— start INFORMATION PROVIDED —
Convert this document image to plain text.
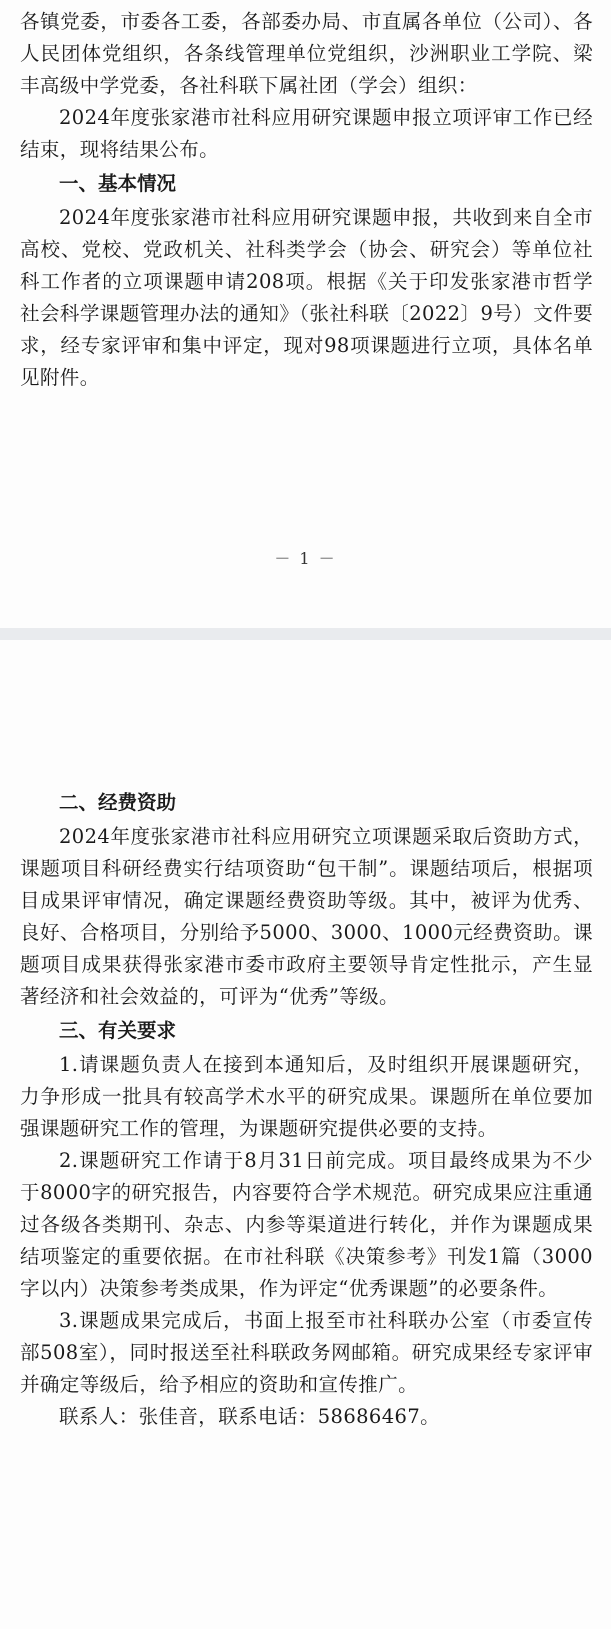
各镇党委，市委各工委，各部委办局、市直属各单位（公司）、各人民团体党组织，各条线管理单位党组织，沙洲职业工学院、梁丰高级中学党委，各社科联下属社团（学会）组织：

2024年度张家港市社科应用研究课题申报立项评审工作已经结束，现将结果公布。

一、基本情况

2024年度张家港市社科应用研究课题申报，共收到来自全市高校、党校、党政机关、社科类学会（协会、研究会）等单位社科工作者的立项课题申请208项。根据《关于印发张家港市哲学社会科学课题管理办法的通知》（张社科联〔2022〕9号）文件要求，经专家评审和集中评定，现对98项课题进行立项，具体名单见附件。

－ 1 －
二、经费资助

2024年度张家港市社科应用研究立项课题采取后资助方式，课题项目科研经费实行结项资助“包干制”。课题结项后，根据项目成果评审情况，确定课题经费资助等级。其中，被评为优秀、良好、合格项目，分别给予5000、3000、1000元经费资助。课题项目成果获得张家港市委市政府主要领导肯定性批示，产生显著经济和社会效益的，可评为“优秀”等级。

三、有关要求

1.请课题负责人在接到本通知后，及时组织开展课题研究，力争形成一批具有较高学术水平的研究成果。课题所在单位要加强课题研究工作的管理，为课题研究提供必要的支持。

2.课题研究工作请于8月31日前完成。项目最终成果为不少于8000字的研究报告，内容要符合学术规范。研究成果应注重通过各级各类期刊、杂志、内参等渠道进行转化，并作为课题成果结项鉴定的重要依据。在市社科联《决策参考》刊发1篇（3000字以内）决策参考类成果，作为评定“优秀课题”的必要条件。

3.课题成果完成后，书面上报至市社科联办公室（市委宣传部508室），同时报送至社科联政务网邮箱。研究成果经专家评审并确定等级后，给予相应的资助和宣传推广。

联系人：张佳音，联系电话：58686467。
— end INFORMATION PROVIDED —
Print out the material word for word, omitting the pictures.

Convert this document image to plain text.
各镇党委，市委各工委，各部委办局、市直属各单位（公司）、各人民团体党组织，各条线管理单位党组织，沙洲职业工学院、梁丰高级中学党委，各社科联下属社团（学会）组织：

2024年度张家港市社科应用研究课题申报立项评审工作已经结束，现将结果公布。

一、基本情况

2024年度张家港市社科应用研究课题申报，共收到来自全市高校、党校、党政机关、社科类学会（协会、研究会）等单位社科工作者的立项课题申请208项。根据《关于印发张家港市哲学社会科学课题管理办法的通知》（张社科联〔2022〕9号）文件要求，经专家评审和集中评定，现对98项课题进行立项，具体名单见附件。

－ 1 －
二、经费资助

2024年度张家港市社科应用研究立项课题采取后资助方式，课题项目科研经费实行结项资助“包干制”。课题结项后，根据项目成果评审情况，确定课题经费资助等级。其中，被评为优秀、良好、合格项目，分别给予5000、3000、1000元经费资助。课题项目成果获得张家港市委市政府主要领导肯定性批示，产生显著经济和社会效益的，可评为“优秀”等级。

三、有关要求

1.请课题负责人在接到本通知后，及时组织开展课题研究，力争形成一批具有较高学术水平的研究成果。课题所在单位要加强课题研究工作的管理，为课题研究提供必要的支持。

2.课题研究工作请于8月31日前完成。项目最终成果为不少于8000字的研究报告，内容要符合学术规范。研究成果应注重通过各级各类期刊、杂志、内参等渠道进行转化，并作为课题成果结项鉴定的重要依据。在市社科联《决策参考》刊发1篇（3000字以内）决策参考类成果，作为评定“优秀课题”的必要条件。

3.课题成果完成后，书面上报至市社科联办公室（市委宣传部508室），同时报送至社科联政务网邮箱。研究成果经专家评审并确定等级后，给予相应的资助和宣传推广。

联系人：张佳音，联系电话：58686467。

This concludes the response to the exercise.